This depends on both what the payment is for, and which US jurisdiction's law
binds. There are circumstances in California, e.g., for which there is a
$5,000 limit -- and circumstances for which there is a $100,000 limit.

Which is one reason why you should go to a lawyer.

------
grumps
1\. Get a lawyer. 2\. Get a lawyer. 3\. I'm not a lawyer. 4\. Always have a
bargaining chip

Unless you have something in place, it's probably not worth much a legal
action. Maybe some threatening phone calls, and letters from a lawyer. If they
are BIG they will attempt to drive you to the ground.

Watch the video posted from Mule Design and take this as a hard lesson
learned.

------
davismwfl
Use an attorney, there is no other viable option. Consider 10-30% of your 12k
as a collection fee and pay the attorney. At best they respond to a single
letter from the attorney and pay, at worse you wind up paying about 40% of the
money owed to the attorney. If the attorney asks for more than that find
someone else.

_The tasks:_
1. From the forum thread on collecting an unpaid bill, extract the passage from "Which is one" up to and including "to the ground.", word for word.
2. Write what comes next in the forum thread on collecting an unpaid bill, picking up after its final sentence.

_Data excerpt:_
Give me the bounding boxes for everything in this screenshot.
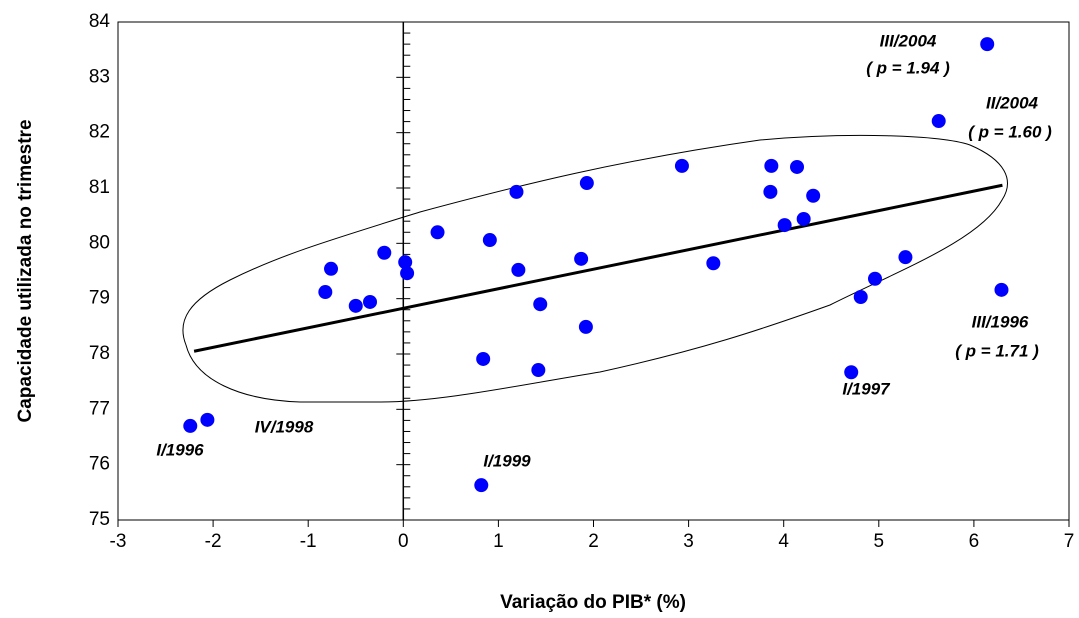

_Responses by task:_
1.
Which is one reason why you should go to a lawyer.

------
grumps
1\. Get a lawyer. 2\. Get a lawyer. 3\. I'm not a lawyer. 4\. Always have a
bargaining chip

Unless you have something in place, it's probably not worth much a legal
action. Maybe some threatening phone calls, and letters from a lawyer. If they
are BIG they will attempt to drive you to the ground.

2.
------
dwd
As everyone else has said, use your lawyer.

Secondly get on with working with your paying clients and spend the least
amount of time as you can in debt recovery. Let your lawyer defend your T's &
C's, (hopefully they also wrote them for you) so you don't turn a 12k loss
into a 24k loss.

------
27182818284
Best case: You get a lawyer for something like $250/hr and hopefully your case
is clear enough that the lawyer can send a few simple "nastygrams" in a couple
hours worth of billings. The company comes back with either full or partial
payment and you move on.

------
msantos
I'm sorry I can't offer you a solution. However, I'd like to suggest you do
_not_ do something like this =>
[http://nycfreshmarket.com/](http://nycfreshmarket.com/)